Write down every entry below once more, exactly.

begin

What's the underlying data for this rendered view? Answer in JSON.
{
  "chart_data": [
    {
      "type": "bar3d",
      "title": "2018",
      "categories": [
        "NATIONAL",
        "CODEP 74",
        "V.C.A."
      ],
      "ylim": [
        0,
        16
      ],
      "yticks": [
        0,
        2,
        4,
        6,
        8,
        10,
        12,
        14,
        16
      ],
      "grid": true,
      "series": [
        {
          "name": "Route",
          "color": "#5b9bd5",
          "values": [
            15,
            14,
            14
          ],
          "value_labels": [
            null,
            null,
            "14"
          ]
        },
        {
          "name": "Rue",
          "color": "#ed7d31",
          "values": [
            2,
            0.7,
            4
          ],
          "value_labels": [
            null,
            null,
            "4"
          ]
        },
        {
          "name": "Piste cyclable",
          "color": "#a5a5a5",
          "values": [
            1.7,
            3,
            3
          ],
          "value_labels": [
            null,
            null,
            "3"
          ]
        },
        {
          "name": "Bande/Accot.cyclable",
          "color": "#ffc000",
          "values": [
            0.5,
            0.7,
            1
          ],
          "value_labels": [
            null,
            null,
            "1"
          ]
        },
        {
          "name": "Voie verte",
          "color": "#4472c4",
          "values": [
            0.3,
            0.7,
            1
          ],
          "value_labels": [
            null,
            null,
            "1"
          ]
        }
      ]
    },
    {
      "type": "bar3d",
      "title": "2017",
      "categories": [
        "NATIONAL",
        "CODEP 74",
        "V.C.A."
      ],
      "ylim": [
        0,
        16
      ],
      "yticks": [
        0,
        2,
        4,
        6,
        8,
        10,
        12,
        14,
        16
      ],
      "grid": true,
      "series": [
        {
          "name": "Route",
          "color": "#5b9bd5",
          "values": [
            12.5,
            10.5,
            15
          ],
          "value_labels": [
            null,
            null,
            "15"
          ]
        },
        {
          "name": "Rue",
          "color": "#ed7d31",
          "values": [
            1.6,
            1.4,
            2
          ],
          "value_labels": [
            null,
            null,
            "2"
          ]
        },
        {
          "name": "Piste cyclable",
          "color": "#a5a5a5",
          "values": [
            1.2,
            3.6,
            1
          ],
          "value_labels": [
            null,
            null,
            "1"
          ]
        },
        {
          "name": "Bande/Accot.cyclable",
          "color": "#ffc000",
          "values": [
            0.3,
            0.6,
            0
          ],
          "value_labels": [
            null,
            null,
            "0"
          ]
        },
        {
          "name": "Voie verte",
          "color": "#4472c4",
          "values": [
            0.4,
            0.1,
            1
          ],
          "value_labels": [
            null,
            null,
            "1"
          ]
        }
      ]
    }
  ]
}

end

**Output of the exercise:**
What's the underlying data for this rendered view? Answer in JSON.
{
  "chart_data": [
    {
      "type": "bar3d",
      "title": "2018",
      "categories": [
        "NATIONAL",
        "CODEP 74",
        "V.C.A."
      ],
      "ylim": [
        0,
        16
      ],
      "yticks": [
        0,
        2,
        4,
        6,
        8,
        10,
        12,
        14,
        16
      ],
      "grid": true,
      "series": [
        {
          "name": "Route",
          "color": "#5b9bd5",
          "values": [
            15,
            14,
            14
          ],
          "value_labels": [
            null,
            null,
            "14"
          ]
        },
        {
          "name": "Rue",
          "color": "#ed7d31",
          "values": [
            2,
            0.7,
            4
          ],
          "value_labels": [
            null,
            null,
            "4"
          ]
        },
        {
          "name": "Piste cyclable",
          "color": "#a5a5a5",
          "values": [
            1.7,
            3,
            3
          ],
          "value_labels": [
            null,
            null,
            "3"
          ]
        },
        {
          "name": "Bande/Accot.cyclable",
          "color": "#ffc000",
          "values": [
            0.5,
            0.7,
            1
          ],
          "value_labels": [
            null,
            null,
            "1"
          ]
        },
        {
          "name": "Voie verte",
          "color": "#4472c4",
          "values": [
            0.3,
            0.7,
            1
          ],
          "value_labels": [
            null,
            null,
            "1"
          ]
        }
      ]
    },
    {
      "type": "bar3d",
      "title": "2017",
      "categories": [
        "NATIONAL",
        "CODEP 74",
        "V.C.A."
      ],
      "ylim": [
        0,
        16
      ],
      "yticks": [
        0,
        2,
        4,
        6,
        8,
        10,
        12,
        14,
        16
      ],
      "grid": true,
      "series": [
        {
          "name": "Route",
          "color": "#5b9bd5",
          "values": [
            12.5,
            10.5,
            15
          ],
          "value_labels": [
            null,
            null,
            "15"
          ]
        },
        {
          "name": "Rue",
          "color": "#ed7d31",
          "values": [
            1.6,
            1.4,
            2
          ],
          "value_labels": [
            null,
            null,
            "2"
          ]
        },
        {
          "name": "Piste cyclable",
          "color": "#a5a5a5",
          "values": [
            1.2,
            3.6,
            1
          ],
          "value_labels": [
            null,
            null,
            "1"
          ]
        },
        {
          "name": "Bande/Accot.cyclable",
          "color": "#ffc000",
          "values": [
            0.3,
            0.6,
            0
          ],
          "value_labels": [
            null,
            null,
            "0"
          ]
        },
        {
          "name": "Voie verte",
          "color": "#4472c4",
          "values": [
            0.4,
            0.1,
            1
          ],
          "value_labels": [
            null,
            null,
            "1"
          ]
        }
      ]
    }
  ]
}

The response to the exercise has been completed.